- _Set task_
Exactly as written, retype the listing below, omitting the pictures.
════
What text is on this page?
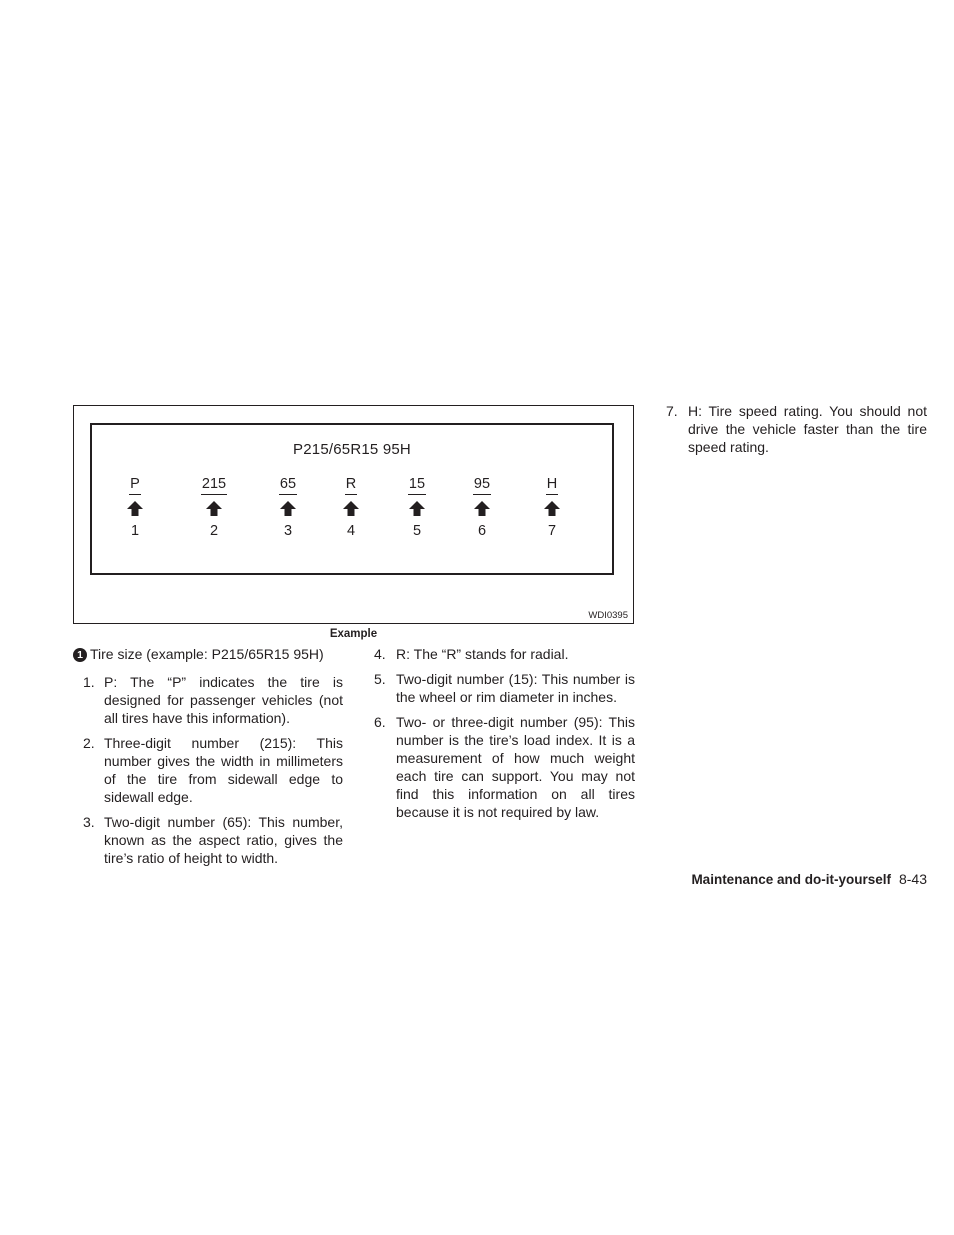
P215/65R15 95H
P
1
215
2
65
3
R
4
15
5
95
6
H
7
WDI0395
Example

1 Tire size (example: P215/65R15 95H)

1. P: The “P” indicates the tire is designed for passenger vehicles (not all tires have this information).
2. Three-digit number (215): This number gives the width in millimeters of the tire from sidewall edge to sidewall edge.
3. Two-digit number (65): This number, known as the aspect ratio, gives the tire’s ratio of height to width.
4. R: The “R” stands for radial.
5. Two-digit number (15): This number is the wheel or rim diameter in inches.
6. Two- or three-digit number (95): This number is the tire’s load index. It is a measurement of how much weight each tire can support. You may not find this information on all tires because it is not required by law.
7. H: Tire speed rating. You should not drive the vehicle faster than the tire speed rating.
Maintenance and do-it-yourself 8-43
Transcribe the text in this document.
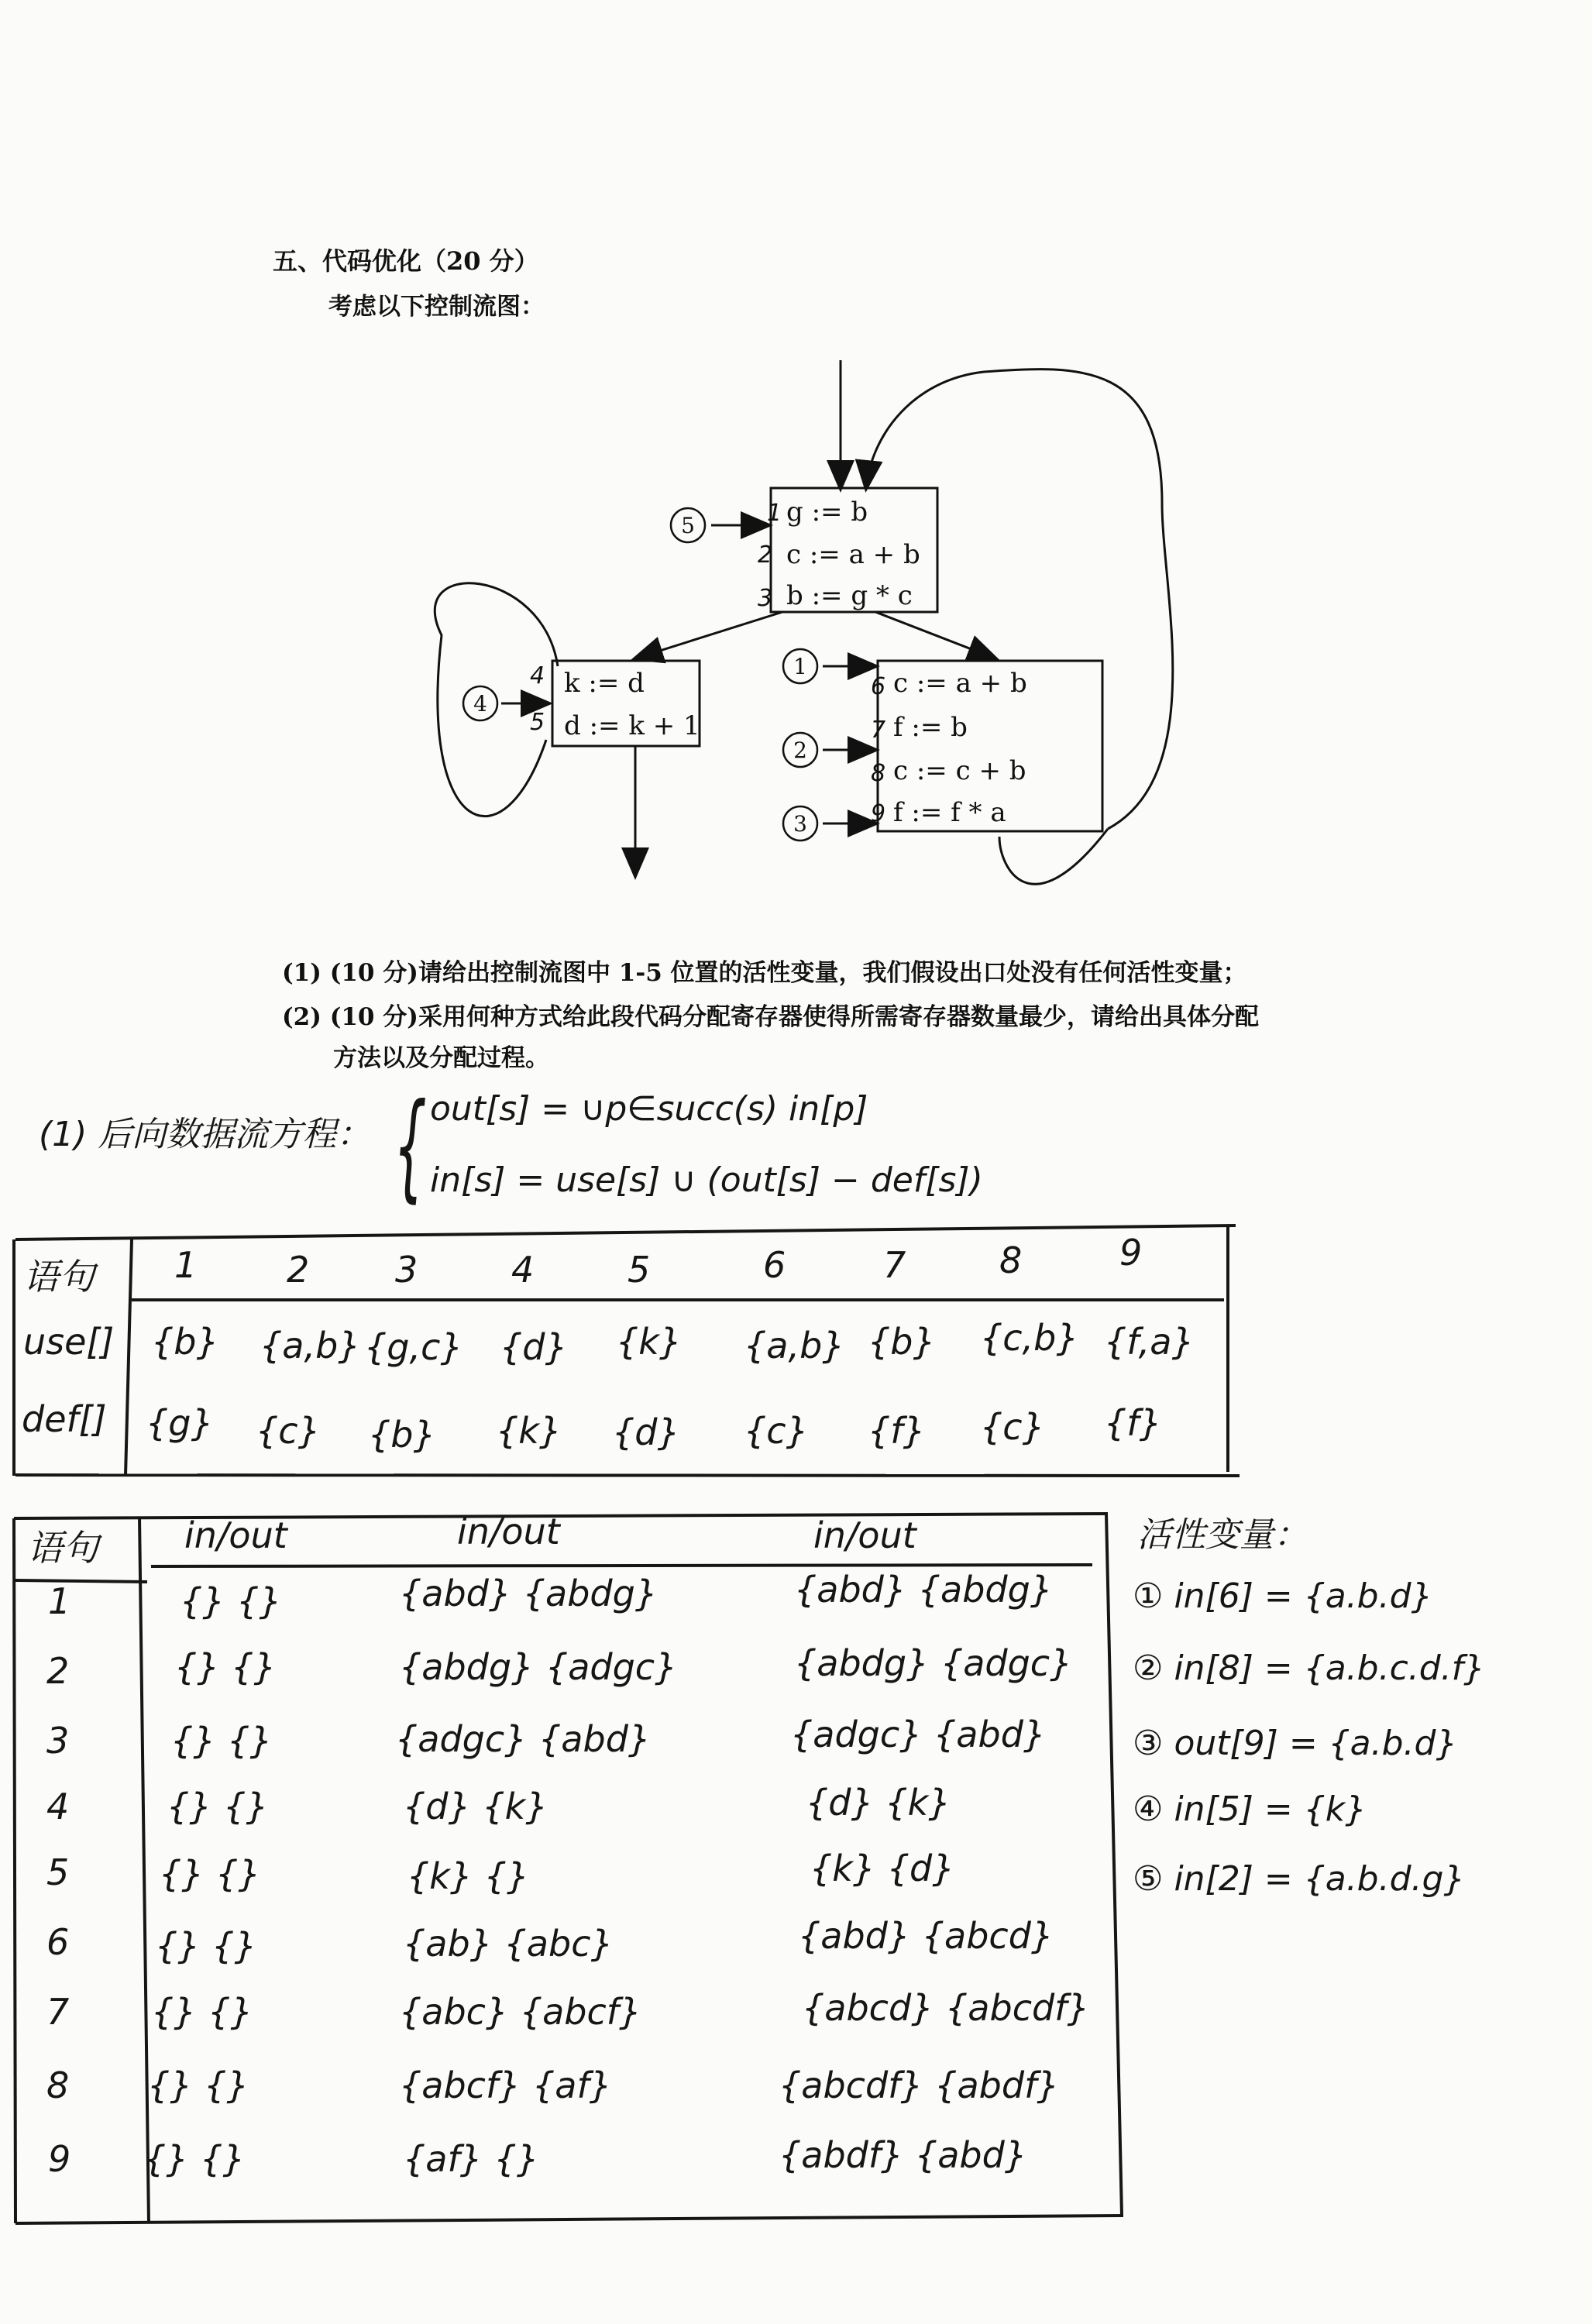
五、代码优化（20 分）
考虑以下控制流图：
5
1
2
3
4
g := b
c := a + b
b := g * c
k := d
d := k + 1
c := a + b
f := b
c := c + b
f := f * a
2
3
4
5
6
7
8
9
1
(1) (10 分)请给出控制流图中 1-5 位置的活性变量，我们假设出口处没有任何活性变量；
(2) (10 分)采用何种方式给此段代码分配寄存器使得所需寄存器数量最少，请给出具体分配
方法以及分配过程。
(1) 后向数据流方程： { out[s] = ∪p∈succ(s) in[p]
in[s] = use[s] ∪ (out[s] − def[s])
语句 1	2 3	4	5	6	7	8	9
use[] {b} {a,b} {g,c} {d} {k} {a,b} {b} {c,b} {f,a}
def[] {g} {c} {b} {k} {d} {c} {f} {c} {f}
语句 in/out	in/out	in/out
1	{} {}	{abd} {abdg}	{abd} {abdg}
2	{} {}	{abdg} {adgc}	{abdg} {adgc}
3	{} {}	{adgc} {abd}	{adgc} {abd}
4	{} {}	{d} {k}	{d} {k}
5	{} {}	{k} {}	{k} {d}
6 {} {}	{ab} {abc}	{abd} {abcd}
7 {} {}	{abc} {abcf}	{abcd} {abcdf}
8 {} {}	{abcf} {af}	{abcdf} {abdf}
9 {} {}	{af} {}	{abdf} {abd}
活性变量：
① in[6] = {a.b.d}
② in[8] = {a.b.c.d.f}
③ out[9] = {a.b.d}
④ in[5] = {k}
⑤ in[2] = {a.b.d.g}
════
- _Exercise answer_
What text is on this page?
P215/65R15 95H
P
1
215
2
65
3
R
4
15
5
95
6
H
7
WDI0395
Example

1 Tire size (example: P215/65R15 95H)

1. P: The “P” indicates the tire is designed for passenger vehicles (not all tires have this information).
2. Three-digit number (215): This number gives the width in millimeters of the tire from sidewall edge to sidewall edge.
3. Two-digit number (65): This number, known as the aspect ratio, gives the tire’s ratio of height to width.
4. R: The “R” stands for radial.
5. Two-digit number (15): This number is the wheel or rim diameter in inches.
6. Two- or three-digit number (95): This number is the tire’s load index. It is a measurement of how much weight each tire can support. You may not find this information on all tires because it is not required by law.
7. H: Tire speed rating. You should not drive the vehicle faster than the tire speed rating.
Maintenance and do-it-yourself 8-43
Transcribe the text in this document.
五、代码优化（20 分）
考虑以下控制流图：
5
1
2
3
4
g := b
c := a + b
b := g * c
k := d
d := k + 1
c := a + b
f := b
c := c + b
f := f * a
2
3
4
5
6
7
8
9
1
(1) (10 分)请给出控制流图中 1-5 位置的活性变量，我们假设出口处没有任何活性变量；
(2) (10 分)采用何种方式给此段代码分配寄存器使得所需寄存器数量最少，请给出具体分配
方法以及分配过程。
(1) 后向数据流方程： { out[s] = ∪p∈succ(s) in[p]
in[s] = use[s] ∪ (out[s] − def[s])
语句 1	2 3	4	5	6	7	8	9
use[] {b} {a,b} {g,c} {d} {k} {a,b} {b} {c,b} {f,a}
def[] {g} {c} {b} {k} {d} {c} {f} {c} {f}
语句 in/out	in/out	in/out
1	{} {}	{abd} {abdg}	{abd} {abdg}
2	{} {}	{abdg} {adgc}	{abdg} {adgc}
3	{} {}	{adgc} {abd}	{adgc} {abd}
4	{} {}	{d} {k}	{d} {k}
5	{} {}	{k} {}	{k} {d}
6 {} {}	{ab} {abc}	{abd} {abcd}
7 {} {}	{abc} {abcf}	{abcd} {abcdf}
8 {} {}	{abcf} {af}	{abcdf} {abdf}
9 {} {}	{af} {}	{abdf} {abd}
活性变量：
① in[6] = {a.b.d}
② in[8] = {a.b.c.d.f}
③ out[9] = {a.b.d}
④ in[5] = {k}
⑤ in[2] = {a.b.d.g}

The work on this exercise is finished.